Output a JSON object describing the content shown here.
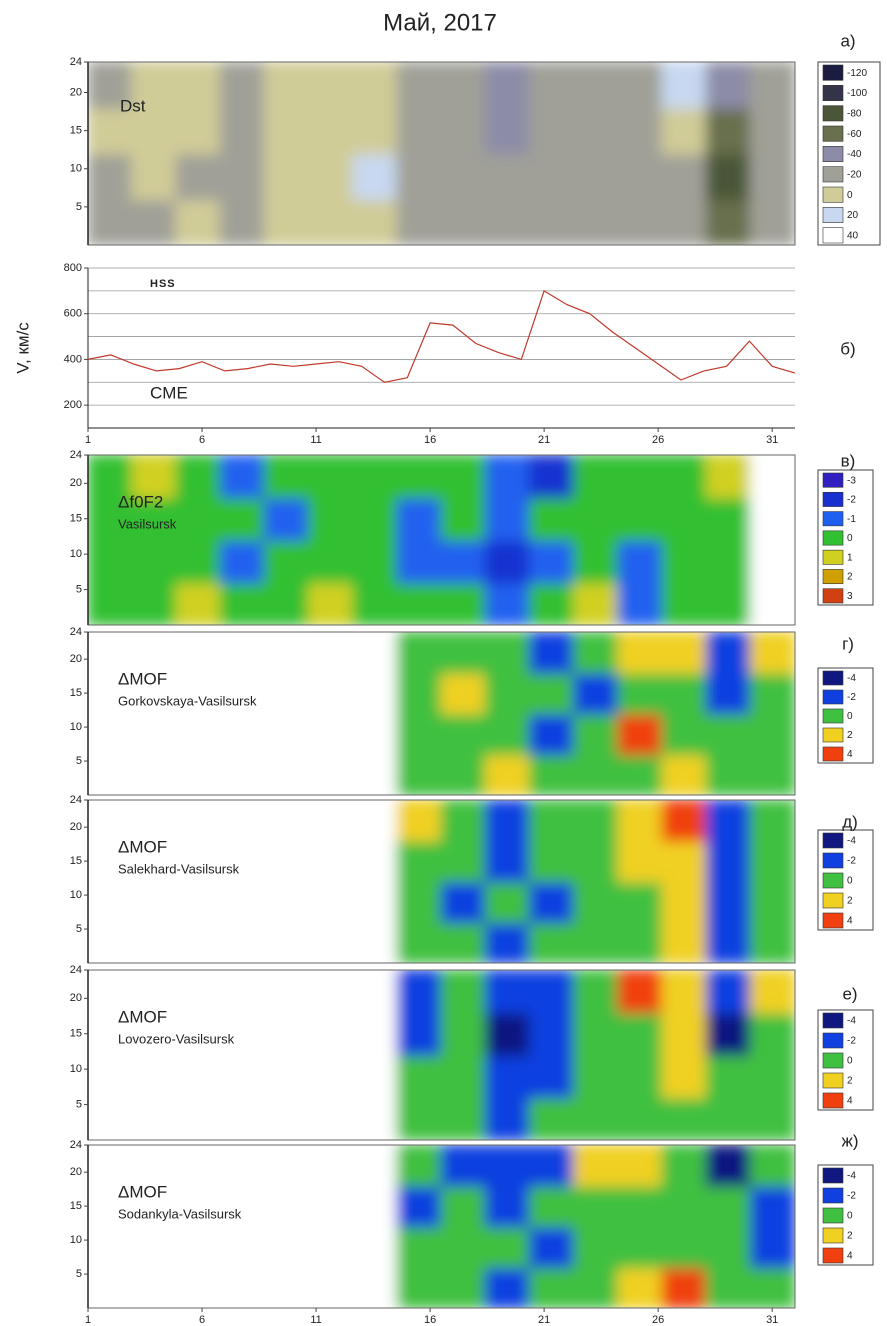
{
  "title": "Май, 2017",
  "chart_data": [
    {
      "type": "heatmap",
      "panel": "а)",
      "label": "Dst",
      "xlim": [
        1,
        32
      ],
      "ylim": [
        0,
        24
      ],
      "yticks": [
        5,
        10,
        15,
        20,
        24
      ],
      "scale": [
        -120,
        -100,
        -80,
        -60,
        -40,
        -20,
        0,
        20,
        40
      ],
      "colors": [
        "#1c1c40",
        "#33334a",
        "#4b5638",
        "#68704e",
        "#8c8ca8",
        "#a0a098",
        "#d0cc98",
        "#c8d8f0",
        "#ffffff"
      ],
      "z": [
        [
          -20,
          -20,
          0,
          -20,
          0,
          0,
          0,
          -20,
          -20,
          -20,
          -20,
          -20,
          -20,
          -20,
          -60,
          -20
        ],
        [
          -20,
          0,
          -20,
          -20,
          0,
          0,
          20,
          -20,
          -20,
          -20,
          -20,
          -20,
          -20,
          -20,
          -80,
          -20
        ],
        [
          0,
          0,
          0,
          -20,
          0,
          0,
          0,
          -20,
          -20,
          -40,
          -20,
          -20,
          -20,
          0,
          -60,
          -20
        ],
        [
          -20,
          0,
          0,
          -20,
          0,
          0,
          0,
          -20,
          -20,
          -40,
          -20,
          -20,
          -20,
          20,
          -40,
          -20
        ]
      ]
    },
    {
      "type": "line",
      "panel": "б)",
      "ylabel": "V, км/с",
      "annotations": [
        "HSS",
        "CME"
      ],
      "xlim": [
        1,
        32
      ],
      "xticks": [
        1,
        6,
        11,
        16,
        21,
        26,
        31
      ],
      "ylim": [
        100,
        800
      ],
      "yticks": [
        200,
        400,
        600,
        800
      ],
      "ygrid": [
        200,
        300,
        400,
        500,
        600,
        700,
        800
      ],
      "color": "#c0392b",
      "x": [
        1,
        2,
        3,
        4,
        5,
        6,
        7,
        8,
        9,
        10,
        11,
        12,
        13,
        14,
        15,
        16,
        17,
        18,
        19,
        20,
        21,
        22,
        23,
        24,
        25,
        26,
        27,
        28,
        29,
        30,
        31,
        32
      ],
      "values": [
        400,
        420,
        380,
        350,
        360,
        390,
        350,
        360,
        380,
        370,
        380,
        390,
        370,
        300,
        320,
        560,
        550,
        470,
        430,
        400,
        700,
        640,
        600,
        520,
        450,
        380,
        310,
        350,
        370,
        480,
        370,
        340
      ]
    },
    {
      "type": "heatmap",
      "panel": "в)",
      "label": "Δf0F2",
      "sublabel": "Vasilsursk",
      "xlim": [
        1,
        32
      ],
      "ylim": [
        0,
        24
      ],
      "yticks": [
        5,
        10,
        15,
        20,
        24
      ],
      "scale": [
        -3,
        -2,
        -1,
        0,
        1,
        2,
        3
      ],
      "colors": [
        "#3020c0",
        "#1830d0",
        "#2060f0",
        "#30c030",
        "#d0d020",
        "#d0a000",
        "#d04010"
      ],
      "z": [
        [
          0,
          0,
          1,
          0,
          0,
          1,
          0,
          0,
          0,
          -1,
          0,
          1,
          -1,
          0,
          0,
          null
        ],
        [
          0,
          0,
          0,
          -1,
          0,
          0,
          0,
          -1,
          -1,
          -2,
          -1,
          0,
          -1,
          0,
          0,
          null
        ],
        [
          0,
          0,
          0,
          0,
          -1,
          0,
          0,
          -1,
          0,
          -1,
          0,
          0,
          0,
          0,
          0,
          null
        ],
        [
          0,
          1,
          0,
          -1,
          0,
          0,
          0,
          0,
          0,
          -1,
          -2,
          0,
          0,
          0,
          1,
          null
        ]
      ]
    },
    {
      "type": "heatmap",
      "panel": "г)",
      "label": "ΔMOF",
      "sublabel": "Gorkovskaya-Vasilsursk",
      "xlim": [
        1,
        32
      ],
      "ylim": [
        0,
        24
      ],
      "yticks": [
        5,
        10,
        15,
        20,
        24
      ],
      "scale": [
        -4,
        -2,
        0,
        2,
        4
      ],
      "colors": [
        "#101880",
        "#1040e0",
        "#40c040",
        "#f0d020",
        "#f04010"
      ],
      "z": [
        [
          null,
          null,
          null,
          null,
          null,
          null,
          null,
          0,
          0,
          2,
          0,
          0,
          0,
          2,
          0,
          0
        ],
        [
          null,
          null,
          null,
          null,
          null,
          null,
          null,
          0,
          0,
          0,
          -2,
          0,
          4,
          0,
          0,
          0
        ],
        [
          null,
          null,
          null,
          null,
          null,
          null,
          null,
          0,
          2,
          0,
          0,
          -2,
          0,
          0,
          -2,
          0
        ],
        [
          null,
          null,
          null,
          null,
          null,
          null,
          null,
          0,
          0,
          0,
          -2,
          0,
          2,
          2,
          -2,
          2
        ]
      ]
    },
    {
      "type": "heatmap",
      "panel": "д)",
      "label": "ΔMOF",
      "sublabel": "Salekhard-Vasilsursk",
      "xlim": [
        1,
        32
      ],
      "ylim": [
        0,
        24
      ],
      "yticks": [
        5,
        10,
        15,
        20,
        24
      ],
      "scale": [
        -4,
        -2,
        0,
        2,
        4
      ],
      "colors": [
        "#101880",
        "#1040e0",
        "#40c040",
        "#f0d020",
        "#f04010"
      ],
      "z": [
        [
          null,
          null,
          null,
          null,
          null,
          null,
          null,
          0,
          0,
          -2,
          0,
          0,
          0,
          2,
          -2,
          0
        ],
        [
          null,
          null,
          null,
          null,
          null,
          null,
          null,
          0,
          -2,
          0,
          -2,
          0,
          0,
          2,
          -2,
          0
        ],
        [
          null,
          null,
          null,
          null,
          null,
          null,
          null,
          0,
          0,
          -2,
          0,
          0,
          2,
          2,
          -2,
          0
        ],
        [
          null,
          null,
          null,
          null,
          null,
          null,
          null,
          2,
          0,
          -2,
          0,
          0,
          2,
          4,
          -2,
          0
        ]
      ]
    },
    {
      "type": "heatmap",
      "panel": "е)",
      "label": "ΔMOF",
      "sublabel": "Lovozero-Vasilsursk",
      "xlim": [
        1,
        32
      ],
      "ylim": [
        0,
        24
      ],
      "yticks": [
        5,
        10,
        15,
        20,
        24
      ],
      "scale": [
        -4,
        -2,
        0,
        2,
        4
      ],
      "colors": [
        "#101880",
        "#1040e0",
        "#40c040",
        "#f0d020",
        "#f04010"
      ],
      "z": [
        [
          null,
          null,
          null,
          null,
          null,
          null,
          null,
          0,
          0,
          -2,
          0,
          0,
          0,
          0,
          0,
          0
        ],
        [
          null,
          null,
          null,
          null,
          null,
          null,
          null,
          0,
          0,
          -2,
          -2,
          0,
          0,
          2,
          0,
          0
        ],
        [
          null,
          null,
          null,
          null,
          null,
          null,
          null,
          -2,
          0,
          -4,
          -2,
          0,
          0,
          2,
          -4,
          0
        ],
        [
          null,
          null,
          null,
          null,
          null,
          null,
          null,
          -2,
          0,
          -2,
          -2,
          0,
          4,
          2,
          -2,
          2
        ]
      ]
    },
    {
      "type": "heatmap",
      "panel": "ж)",
      "label": "ΔMOF",
      "sublabel": "Sodankyla-Vasilsursk",
      "xlim": [
        1,
        32
      ],
      "ylim": [
        0,
        24
      ],
      "yticks": [
        5,
        10,
        15,
        20,
        24
      ],
      "xticks": [
        1,
        6,
        11,
        16,
        21,
        26,
        31
      ],
      "scale": [
        -4,
        -2,
        0,
        2,
        4
      ],
      "colors": [
        "#101880",
        "#1040e0",
        "#40c040",
        "#f0d020",
        "#f04010"
      ],
      "z": [
        [
          null,
          null,
          null,
          null,
          null,
          null,
          null,
          0,
          0,
          -2,
          0,
          0,
          2,
          4,
          0,
          0
        ],
        [
          null,
          null,
          null,
          null,
          null,
          null,
          null,
          0,
          0,
          0,
          -2,
          0,
          0,
          0,
          0,
          -2
        ],
        [
          null,
          null,
          null,
          null,
          null,
          null,
          null,
          -2,
          0,
          -2,
          0,
          0,
          0,
          0,
          0,
          -2
        ],
        [
          null,
          null,
          null,
          null,
          null,
          null,
          null,
          0,
          -2,
          -2,
          -2,
          2,
          2,
          0,
          -4,
          0
        ]
      ]
    }
  ]
}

*-*-*

__GOAL__: Look through the entries above; copy each line where the string "Vasilsursk" appears.

__OUTPUT OF THE EXERCISE__:
      "sublabel": "Vasilsursk",
      "sublabel": "Gorkovskaya-Vasilsursk",
      "sublabel": "Salekhard-Vasilsursk",
      "sublabel": "Lovozero-Vasilsursk",
      "sublabel": "Sodankyla-Vasilsursk",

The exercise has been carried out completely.